╭──

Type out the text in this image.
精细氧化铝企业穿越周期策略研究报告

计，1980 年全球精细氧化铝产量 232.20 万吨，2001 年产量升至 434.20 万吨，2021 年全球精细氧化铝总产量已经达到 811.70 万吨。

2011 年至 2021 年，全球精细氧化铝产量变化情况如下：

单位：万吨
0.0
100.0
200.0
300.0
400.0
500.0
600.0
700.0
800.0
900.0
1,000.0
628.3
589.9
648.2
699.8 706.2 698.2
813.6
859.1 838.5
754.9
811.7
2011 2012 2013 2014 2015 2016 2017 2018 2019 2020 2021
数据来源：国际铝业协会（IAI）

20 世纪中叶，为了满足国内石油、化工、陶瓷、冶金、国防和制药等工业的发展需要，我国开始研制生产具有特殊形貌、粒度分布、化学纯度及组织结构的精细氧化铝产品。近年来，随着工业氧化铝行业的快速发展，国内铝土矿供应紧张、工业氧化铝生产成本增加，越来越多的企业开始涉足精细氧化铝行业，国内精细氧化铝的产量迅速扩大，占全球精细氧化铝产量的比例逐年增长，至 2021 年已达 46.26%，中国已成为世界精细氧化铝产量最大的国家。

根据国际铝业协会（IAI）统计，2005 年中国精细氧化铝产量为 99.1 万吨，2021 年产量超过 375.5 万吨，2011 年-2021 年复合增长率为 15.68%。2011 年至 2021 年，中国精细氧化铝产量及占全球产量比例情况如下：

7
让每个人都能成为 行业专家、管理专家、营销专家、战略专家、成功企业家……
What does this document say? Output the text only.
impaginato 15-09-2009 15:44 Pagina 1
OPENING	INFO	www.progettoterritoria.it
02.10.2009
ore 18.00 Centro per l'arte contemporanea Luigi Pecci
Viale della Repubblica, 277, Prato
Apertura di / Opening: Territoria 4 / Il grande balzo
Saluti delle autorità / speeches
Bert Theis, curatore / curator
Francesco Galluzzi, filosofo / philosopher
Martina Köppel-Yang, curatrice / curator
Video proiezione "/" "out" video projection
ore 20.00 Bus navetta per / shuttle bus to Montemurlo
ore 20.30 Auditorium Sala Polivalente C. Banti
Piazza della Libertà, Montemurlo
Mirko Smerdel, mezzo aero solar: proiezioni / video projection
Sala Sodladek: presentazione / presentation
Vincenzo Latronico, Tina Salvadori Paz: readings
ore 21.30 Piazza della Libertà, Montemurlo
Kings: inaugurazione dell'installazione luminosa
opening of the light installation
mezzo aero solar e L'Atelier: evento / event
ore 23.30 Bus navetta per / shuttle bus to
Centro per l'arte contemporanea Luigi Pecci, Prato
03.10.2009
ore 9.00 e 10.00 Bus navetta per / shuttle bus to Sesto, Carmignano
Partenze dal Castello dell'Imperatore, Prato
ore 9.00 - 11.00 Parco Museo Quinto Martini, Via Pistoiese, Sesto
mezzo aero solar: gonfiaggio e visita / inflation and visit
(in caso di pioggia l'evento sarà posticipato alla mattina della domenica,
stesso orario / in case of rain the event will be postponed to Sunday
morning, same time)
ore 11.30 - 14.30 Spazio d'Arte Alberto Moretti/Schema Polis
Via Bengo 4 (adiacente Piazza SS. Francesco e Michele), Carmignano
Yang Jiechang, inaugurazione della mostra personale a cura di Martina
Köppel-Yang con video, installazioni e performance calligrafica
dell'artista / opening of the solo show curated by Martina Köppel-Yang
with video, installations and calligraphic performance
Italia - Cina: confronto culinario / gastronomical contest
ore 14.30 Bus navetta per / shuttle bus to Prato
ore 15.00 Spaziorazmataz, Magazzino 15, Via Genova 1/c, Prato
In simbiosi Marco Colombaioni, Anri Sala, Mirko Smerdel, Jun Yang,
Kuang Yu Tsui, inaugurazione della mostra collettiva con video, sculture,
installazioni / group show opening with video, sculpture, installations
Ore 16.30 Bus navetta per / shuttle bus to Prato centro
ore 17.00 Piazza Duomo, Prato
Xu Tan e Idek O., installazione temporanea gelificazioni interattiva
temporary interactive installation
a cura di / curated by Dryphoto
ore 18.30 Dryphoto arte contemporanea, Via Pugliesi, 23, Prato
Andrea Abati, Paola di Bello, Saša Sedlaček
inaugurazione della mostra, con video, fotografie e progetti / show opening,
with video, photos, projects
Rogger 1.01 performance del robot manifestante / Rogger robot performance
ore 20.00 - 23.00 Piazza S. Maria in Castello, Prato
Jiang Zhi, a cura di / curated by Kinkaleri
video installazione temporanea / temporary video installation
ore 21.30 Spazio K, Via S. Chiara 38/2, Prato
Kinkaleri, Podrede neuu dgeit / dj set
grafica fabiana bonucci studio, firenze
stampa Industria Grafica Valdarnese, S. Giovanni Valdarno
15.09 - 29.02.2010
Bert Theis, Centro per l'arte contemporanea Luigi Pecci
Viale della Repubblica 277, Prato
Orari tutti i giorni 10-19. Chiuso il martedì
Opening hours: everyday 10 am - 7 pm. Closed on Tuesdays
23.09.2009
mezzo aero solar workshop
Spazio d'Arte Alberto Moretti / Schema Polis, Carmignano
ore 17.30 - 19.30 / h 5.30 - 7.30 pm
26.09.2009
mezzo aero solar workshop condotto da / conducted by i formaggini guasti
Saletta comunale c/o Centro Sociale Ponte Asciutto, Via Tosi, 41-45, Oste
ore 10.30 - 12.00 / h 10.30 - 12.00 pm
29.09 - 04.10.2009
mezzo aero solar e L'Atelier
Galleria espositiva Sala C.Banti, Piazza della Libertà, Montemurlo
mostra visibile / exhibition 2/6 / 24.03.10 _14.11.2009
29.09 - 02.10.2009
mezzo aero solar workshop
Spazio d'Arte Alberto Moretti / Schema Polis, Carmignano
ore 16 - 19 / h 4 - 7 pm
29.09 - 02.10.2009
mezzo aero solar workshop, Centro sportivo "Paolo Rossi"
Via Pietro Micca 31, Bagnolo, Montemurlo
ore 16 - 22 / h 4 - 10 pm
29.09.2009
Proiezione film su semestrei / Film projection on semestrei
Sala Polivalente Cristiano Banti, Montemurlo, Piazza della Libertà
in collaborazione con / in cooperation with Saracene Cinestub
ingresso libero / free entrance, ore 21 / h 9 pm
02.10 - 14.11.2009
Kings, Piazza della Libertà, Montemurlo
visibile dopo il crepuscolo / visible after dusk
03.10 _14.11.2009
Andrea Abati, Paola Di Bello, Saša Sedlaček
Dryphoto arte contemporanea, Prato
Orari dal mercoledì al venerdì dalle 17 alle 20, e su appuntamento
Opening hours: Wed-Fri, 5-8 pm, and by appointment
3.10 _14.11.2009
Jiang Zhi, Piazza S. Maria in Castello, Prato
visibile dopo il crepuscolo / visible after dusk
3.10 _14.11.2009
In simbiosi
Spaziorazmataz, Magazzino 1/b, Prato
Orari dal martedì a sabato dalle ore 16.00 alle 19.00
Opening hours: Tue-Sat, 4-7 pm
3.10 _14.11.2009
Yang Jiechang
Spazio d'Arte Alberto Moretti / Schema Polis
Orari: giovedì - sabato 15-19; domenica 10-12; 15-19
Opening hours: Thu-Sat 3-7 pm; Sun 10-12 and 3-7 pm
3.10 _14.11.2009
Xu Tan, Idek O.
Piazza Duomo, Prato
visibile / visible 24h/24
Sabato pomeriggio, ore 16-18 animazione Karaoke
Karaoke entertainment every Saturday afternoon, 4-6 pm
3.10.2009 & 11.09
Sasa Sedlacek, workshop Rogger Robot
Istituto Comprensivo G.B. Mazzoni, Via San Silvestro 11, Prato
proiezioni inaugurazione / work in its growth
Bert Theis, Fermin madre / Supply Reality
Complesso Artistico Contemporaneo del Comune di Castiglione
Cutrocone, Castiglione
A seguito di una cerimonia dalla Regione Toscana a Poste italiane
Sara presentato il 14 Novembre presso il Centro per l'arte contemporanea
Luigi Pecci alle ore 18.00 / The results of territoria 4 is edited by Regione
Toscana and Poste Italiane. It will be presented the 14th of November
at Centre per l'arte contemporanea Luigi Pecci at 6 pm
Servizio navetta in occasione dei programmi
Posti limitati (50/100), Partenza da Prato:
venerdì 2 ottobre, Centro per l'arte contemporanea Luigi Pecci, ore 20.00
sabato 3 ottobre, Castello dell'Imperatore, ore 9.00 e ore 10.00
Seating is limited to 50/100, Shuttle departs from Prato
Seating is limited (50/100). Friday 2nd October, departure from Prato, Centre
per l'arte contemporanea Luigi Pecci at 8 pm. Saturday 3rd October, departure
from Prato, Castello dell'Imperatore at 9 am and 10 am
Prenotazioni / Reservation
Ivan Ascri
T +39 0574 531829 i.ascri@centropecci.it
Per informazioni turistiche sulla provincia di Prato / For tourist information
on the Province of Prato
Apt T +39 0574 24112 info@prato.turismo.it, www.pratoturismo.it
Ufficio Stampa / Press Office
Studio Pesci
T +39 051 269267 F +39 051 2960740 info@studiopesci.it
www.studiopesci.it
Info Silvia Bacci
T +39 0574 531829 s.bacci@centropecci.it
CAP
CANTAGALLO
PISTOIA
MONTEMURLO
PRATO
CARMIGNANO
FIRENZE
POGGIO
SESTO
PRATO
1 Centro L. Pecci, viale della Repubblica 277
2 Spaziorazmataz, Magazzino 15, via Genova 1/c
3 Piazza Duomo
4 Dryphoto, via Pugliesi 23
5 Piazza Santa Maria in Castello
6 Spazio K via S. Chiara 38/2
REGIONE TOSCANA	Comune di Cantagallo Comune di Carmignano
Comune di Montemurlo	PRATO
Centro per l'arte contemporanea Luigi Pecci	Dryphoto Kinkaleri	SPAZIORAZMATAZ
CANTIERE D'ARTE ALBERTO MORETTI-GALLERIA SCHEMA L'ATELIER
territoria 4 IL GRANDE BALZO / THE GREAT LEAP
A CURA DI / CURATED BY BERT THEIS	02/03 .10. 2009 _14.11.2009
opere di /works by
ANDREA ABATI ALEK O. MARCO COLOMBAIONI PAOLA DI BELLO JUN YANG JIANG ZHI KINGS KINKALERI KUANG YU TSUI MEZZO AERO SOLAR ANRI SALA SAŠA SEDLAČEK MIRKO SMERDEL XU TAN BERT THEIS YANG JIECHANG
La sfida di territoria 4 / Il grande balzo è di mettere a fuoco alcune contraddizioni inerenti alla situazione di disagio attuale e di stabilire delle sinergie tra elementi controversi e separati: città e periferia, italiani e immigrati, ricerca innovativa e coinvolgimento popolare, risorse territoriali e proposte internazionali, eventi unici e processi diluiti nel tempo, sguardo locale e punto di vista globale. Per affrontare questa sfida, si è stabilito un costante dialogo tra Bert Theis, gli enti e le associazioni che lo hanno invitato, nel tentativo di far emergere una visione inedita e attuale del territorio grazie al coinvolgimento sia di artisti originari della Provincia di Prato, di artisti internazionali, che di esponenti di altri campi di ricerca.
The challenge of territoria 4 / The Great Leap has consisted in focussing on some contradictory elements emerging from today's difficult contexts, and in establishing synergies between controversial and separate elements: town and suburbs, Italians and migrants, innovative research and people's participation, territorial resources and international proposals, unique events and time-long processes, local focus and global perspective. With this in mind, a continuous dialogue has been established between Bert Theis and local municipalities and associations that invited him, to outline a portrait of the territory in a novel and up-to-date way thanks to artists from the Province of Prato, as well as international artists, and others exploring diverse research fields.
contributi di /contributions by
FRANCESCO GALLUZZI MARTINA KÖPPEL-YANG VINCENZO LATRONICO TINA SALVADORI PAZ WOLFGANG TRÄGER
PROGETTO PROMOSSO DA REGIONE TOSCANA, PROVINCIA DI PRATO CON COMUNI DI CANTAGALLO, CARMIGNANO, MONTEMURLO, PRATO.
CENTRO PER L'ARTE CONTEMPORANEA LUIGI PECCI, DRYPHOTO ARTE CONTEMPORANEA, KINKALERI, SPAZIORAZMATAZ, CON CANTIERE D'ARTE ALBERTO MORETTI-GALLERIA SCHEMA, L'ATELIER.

╰──

## YOUR TASK
Pull out all lines containing the word "curator" from the entries above.

## REPLY TO THE EXERCISE
Bert Theis, curatore / curator
Martina Köppel-Yang, curatrice / curator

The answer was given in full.